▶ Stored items
--- begin ---

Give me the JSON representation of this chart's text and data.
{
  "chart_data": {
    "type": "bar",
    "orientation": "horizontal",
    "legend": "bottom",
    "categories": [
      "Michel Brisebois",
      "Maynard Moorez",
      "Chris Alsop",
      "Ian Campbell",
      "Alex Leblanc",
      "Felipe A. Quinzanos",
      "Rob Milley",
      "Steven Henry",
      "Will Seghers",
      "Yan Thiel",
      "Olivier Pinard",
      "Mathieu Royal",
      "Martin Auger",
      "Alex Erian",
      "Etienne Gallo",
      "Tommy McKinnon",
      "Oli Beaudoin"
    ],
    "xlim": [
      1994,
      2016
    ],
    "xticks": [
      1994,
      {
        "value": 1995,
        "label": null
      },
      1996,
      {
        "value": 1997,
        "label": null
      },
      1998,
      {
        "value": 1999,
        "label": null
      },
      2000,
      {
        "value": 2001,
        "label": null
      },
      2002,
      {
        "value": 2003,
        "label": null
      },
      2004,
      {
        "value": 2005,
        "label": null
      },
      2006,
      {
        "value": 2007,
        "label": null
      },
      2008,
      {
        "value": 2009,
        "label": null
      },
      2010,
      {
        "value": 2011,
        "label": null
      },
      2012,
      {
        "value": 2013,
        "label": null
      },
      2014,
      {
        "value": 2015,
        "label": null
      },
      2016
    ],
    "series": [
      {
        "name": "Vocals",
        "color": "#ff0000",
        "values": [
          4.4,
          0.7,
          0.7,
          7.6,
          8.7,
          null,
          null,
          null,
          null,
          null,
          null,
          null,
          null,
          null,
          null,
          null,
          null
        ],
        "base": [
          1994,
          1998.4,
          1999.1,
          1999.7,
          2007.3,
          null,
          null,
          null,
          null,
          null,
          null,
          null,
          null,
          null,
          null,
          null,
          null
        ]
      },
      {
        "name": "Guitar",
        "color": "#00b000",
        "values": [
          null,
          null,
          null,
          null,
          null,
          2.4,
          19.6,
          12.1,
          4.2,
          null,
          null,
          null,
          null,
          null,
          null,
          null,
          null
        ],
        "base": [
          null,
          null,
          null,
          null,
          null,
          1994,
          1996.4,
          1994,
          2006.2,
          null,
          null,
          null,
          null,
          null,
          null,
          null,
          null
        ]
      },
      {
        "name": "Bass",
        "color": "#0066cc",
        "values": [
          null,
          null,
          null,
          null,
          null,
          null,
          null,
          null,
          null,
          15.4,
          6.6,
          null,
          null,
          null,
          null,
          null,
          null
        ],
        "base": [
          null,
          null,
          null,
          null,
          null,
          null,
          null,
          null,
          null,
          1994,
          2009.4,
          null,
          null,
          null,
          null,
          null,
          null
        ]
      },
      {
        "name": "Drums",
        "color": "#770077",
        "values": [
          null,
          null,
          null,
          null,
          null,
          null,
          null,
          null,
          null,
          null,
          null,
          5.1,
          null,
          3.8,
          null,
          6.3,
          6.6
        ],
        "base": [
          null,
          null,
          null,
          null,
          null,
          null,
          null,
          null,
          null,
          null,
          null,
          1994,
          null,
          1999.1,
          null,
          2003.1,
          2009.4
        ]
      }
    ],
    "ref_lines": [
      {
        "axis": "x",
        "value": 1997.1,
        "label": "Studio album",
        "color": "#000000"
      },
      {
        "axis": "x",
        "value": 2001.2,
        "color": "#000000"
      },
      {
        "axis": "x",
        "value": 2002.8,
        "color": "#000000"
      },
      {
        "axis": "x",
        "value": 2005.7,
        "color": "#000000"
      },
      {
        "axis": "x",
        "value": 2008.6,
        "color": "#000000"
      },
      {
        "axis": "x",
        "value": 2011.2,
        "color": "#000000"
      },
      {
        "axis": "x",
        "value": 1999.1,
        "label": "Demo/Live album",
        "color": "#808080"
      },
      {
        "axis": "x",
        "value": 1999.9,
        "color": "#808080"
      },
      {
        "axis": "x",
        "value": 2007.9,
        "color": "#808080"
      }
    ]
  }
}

--- end ---

▶ WRITTEN REQUEST
Extract every entry above as it appears.

▶ RESULT BELOW
Give me the JSON representation of this chart's text and data.
{
  "chart_data": {
    "type": "bar",
    "orientation": "horizontal",
    "legend": "bottom",
    "categories": [
      "Michel Brisebois",
      "Maynard Moorez",
      "Chris Alsop",
      "Ian Campbell",
      "Alex Leblanc",
      "Felipe A. Quinzanos",
      "Rob Milley",
      "Steven Henry",
      "Will Seghers",
      "Yan Thiel",
      "Olivier Pinard",
      "Mathieu Royal",
      "Martin Auger",
      "Alex Erian",
      "Etienne Gallo",
      "Tommy McKinnon",
      "Oli Beaudoin"
    ],
    "xlim": [
      1994,
      2016
    ],
    "xticks": [
      1994,
      {
        "value": 1995,
        "label": null
      },
      1996,
      {
        "value": 1997,
        "label": null
      },
      1998,
      {
        "value": 1999,
        "label": null
      },
      2000,
      {
        "value": 2001,
        "label": null
      },
      2002,
      {
        "value": 2003,
        "label": null
      },
      2004,
      {
        "value": 2005,
        "label": null
      },
      2006,
      {
        "value": 2007,
        "label": null
      },
      2008,
      {
        "value": 2009,
        "label": null
      },
      2010,
      {
        "value": 2011,
        "label": null
      },
      2012,
      {
        "value": 2013,
        "label": null
      },
      2014,
      {
        "value": 2015,
        "label": null
      },
      2016
    ],
    "series": [
      {
        "name": "Vocals",
        "color": "#ff0000",
        "values": [
          4.4,
          0.7,
          0.7,
          7.6,
          8.7,
          null,
          null,
          null,
          null,
          null,
          null,
          null,
          null,
          null,
          null,
          null,
          null
        ],
        "base": [
          1994,
          1998.4,
          1999.1,
          1999.7,
          2007.3,
          null,
          null,
          null,
          null,
          null,
          null,
          null,
          null,
          null,
          null,
          null,
          null
        ]
      },
      {
        "name": "Guitar",
        "color": "#00b000",
        "values": [
          null,
          null,
          null,
          null,
          null,
          2.4,
          19.6,
          12.1,
          4.2,
          null,
          null,
          null,
          null,
          null,
          null,
          null,
          null
        ],
        "base": [
          null,
          null,
          null,
          null,
          null,
          1994,
          1996.4,
          1994,
          2006.2,
          null,
          null,
          null,
          null,
          null,
          null,
          null,
          null
        ]
      },
      {
        "name": "Bass",
        "color": "#0066cc",
        "values": [
          null,
          null,
          null,
          null,
          null,
          null,
          null,
          null,
          null,
          15.4,
          6.6,
          null,
          null,
          null,
          null,
          null,
          null
        ],
        "base": [
          null,
          null,
          null,
          null,
          null,
          null,
          null,
          null,
          null,
          1994,
          2009.4,
          null,
          null,
          null,
          null,
          null,
          null
        ]
      },
      {
        "name": "Drums",
        "color": "#770077",
        "values": [
          null,
          null,
          null,
          null,
          null,
          null,
          null,
          null,
          null,
          null,
          null,
          5.1,
          null,
          3.8,
          null,
          6.3,
          6.6
        ],
        "base": [
          null,
          null,
          null,
          null,
          null,
          null,
          null,
          null,
          null,
          null,
          null,
          1994,
          null,
          1999.1,
          null,
          2003.1,
          2009.4
        ]
      }
    ],
    "ref_lines": [
      {
        "axis": "x",
        "value": 1997.1,
        "label": "Studio album",
        "color": "#000000"
      },
      {
        "axis": "x",
        "value": 2001.2,
        "color": "#000000"
      },
      {
        "axis": "x",
        "value": 2002.8,
        "color": "#000000"
      },
      {
        "axis": "x",
        "value": 2005.7,
        "color": "#000000"
      },
      {
        "axis": "x",
        "value": 2008.6,
        "color": "#000000"
      },
      {
        "axis": "x",
        "value": 2011.2,
        "color": "#000000"
      },
      {
        "axis": "x",
        "value": 1999.1,
        "label": "Demo/Live album",
        "color": "#808080"
      },
      {
        "axis": "x",
        "value": 1999.9,
        "color": "#808080"
      },
      {
        "axis": "x",
        "value": 2007.9,
        "color": "#808080"
      }
    ]
  }
}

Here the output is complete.